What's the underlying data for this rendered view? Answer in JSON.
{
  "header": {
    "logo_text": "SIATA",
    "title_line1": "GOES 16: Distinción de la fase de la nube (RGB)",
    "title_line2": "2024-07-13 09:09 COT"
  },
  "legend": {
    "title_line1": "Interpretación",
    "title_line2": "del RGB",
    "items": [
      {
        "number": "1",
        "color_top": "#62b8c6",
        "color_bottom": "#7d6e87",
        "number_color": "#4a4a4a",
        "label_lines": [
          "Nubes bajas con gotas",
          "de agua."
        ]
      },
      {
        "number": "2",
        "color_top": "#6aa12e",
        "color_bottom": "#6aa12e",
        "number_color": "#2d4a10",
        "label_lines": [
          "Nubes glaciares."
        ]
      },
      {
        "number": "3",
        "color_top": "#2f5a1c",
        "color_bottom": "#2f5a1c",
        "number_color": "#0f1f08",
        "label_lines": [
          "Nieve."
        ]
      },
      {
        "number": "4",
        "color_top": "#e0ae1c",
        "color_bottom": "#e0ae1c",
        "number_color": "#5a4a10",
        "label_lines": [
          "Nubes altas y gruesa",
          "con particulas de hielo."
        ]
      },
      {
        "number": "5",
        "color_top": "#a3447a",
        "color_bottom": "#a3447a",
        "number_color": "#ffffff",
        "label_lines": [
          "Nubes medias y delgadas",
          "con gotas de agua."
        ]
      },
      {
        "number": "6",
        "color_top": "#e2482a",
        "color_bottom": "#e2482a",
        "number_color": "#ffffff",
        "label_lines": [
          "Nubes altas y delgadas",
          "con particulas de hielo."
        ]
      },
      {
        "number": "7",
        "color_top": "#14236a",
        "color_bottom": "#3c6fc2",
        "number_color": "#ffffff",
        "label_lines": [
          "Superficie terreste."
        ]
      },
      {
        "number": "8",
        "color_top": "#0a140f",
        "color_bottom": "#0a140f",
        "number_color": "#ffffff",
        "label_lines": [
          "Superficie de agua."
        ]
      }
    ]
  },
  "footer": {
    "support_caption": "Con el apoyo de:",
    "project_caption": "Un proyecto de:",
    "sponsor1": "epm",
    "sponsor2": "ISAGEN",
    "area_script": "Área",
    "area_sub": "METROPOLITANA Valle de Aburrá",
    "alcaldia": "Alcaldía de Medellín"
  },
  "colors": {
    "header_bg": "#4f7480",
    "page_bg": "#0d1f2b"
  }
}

§ DIRECTIVE
Using the exact wording, write out all of the records.

§ EXERCISE SOLUTION
What's the underlying data for this rendered view? Answer in JSON.
{
  "header": {
    "logo_text": "SIATA",
    "title_line1": "GOES 16: Distinción de la fase de la nube (RGB)",
    "title_line2": "2024-07-13 09:09 COT"
  },
  "legend": {
    "title_line1": "Interpretación",
    "title_line2": "del RGB",
    "items": [
      {
        "number": "1",
        "color_top": "#62b8c6",
        "color_bottom": "#7d6e87",
        "number_color": "#4a4a4a",
        "label_lines": [
          "Nubes bajas con gotas",
          "de agua."
        ]
      },
      {
        "number": "2",
        "color_top": "#6aa12e",
        "color_bottom": "#6aa12e",
        "number_color": "#2d4a10",
        "label_lines": [
          "Nubes glaciares."
        ]
      },
      {
        "number": "3",
        "color_top": "#2f5a1c",
        "color_bottom": "#2f5a1c",
        "number_color": "#0f1f08",
        "label_lines": [
          "Nieve."
        ]
      },
      {
        "number": "4",
        "color_top": "#e0ae1c",
        "color_bottom": "#e0ae1c",
        "number_color": "#5a4a10",
        "label_lines": [
          "Nubes altas y gruesa",
          "con particulas de hielo."
        ]
      },
      {
        "number": "5",
        "color_top": "#a3447a",
        "color_bottom": "#a3447a",
        "number_color": "#ffffff",
        "label_lines": [
          "Nubes medias y delgadas",
          "con gotas de agua."
        ]
      },
      {
        "number": "6",
        "color_top": "#e2482a",
        "color_bottom": "#e2482a",
        "number_color": "#ffffff",
        "label_lines": [
          "Nubes altas y delgadas",
          "con particulas de hielo."
        ]
      },
      {
        "number": "7",
        "color_top": "#14236a",
        "color_bottom": "#3c6fc2",
        "number_color": "#ffffff",
        "label_lines": [
          "Superficie terreste."
        ]
      },
      {
        "number": "8",
        "color_top": "#0a140f",
        "color_bottom": "#0a140f",
        "number_color": "#ffffff",
        "label_lines": [
          "Superficie de agua."
        ]
      }
    ]
  },
  "footer": {
    "support_caption": "Con el apoyo de:",
    "project_caption": "Un proyecto de:",
    "sponsor1": "epm",
    "sponsor2": "ISAGEN",
    "area_script": "Área",
    "area_sub": "METROPOLITANA Valle de Aburrá",
    "alcaldia": "Alcaldía de Medellín"
  },
  "colors": {
    "header_bg": "#4f7480",
    "page_bg": "#0d1f2b"
  }
}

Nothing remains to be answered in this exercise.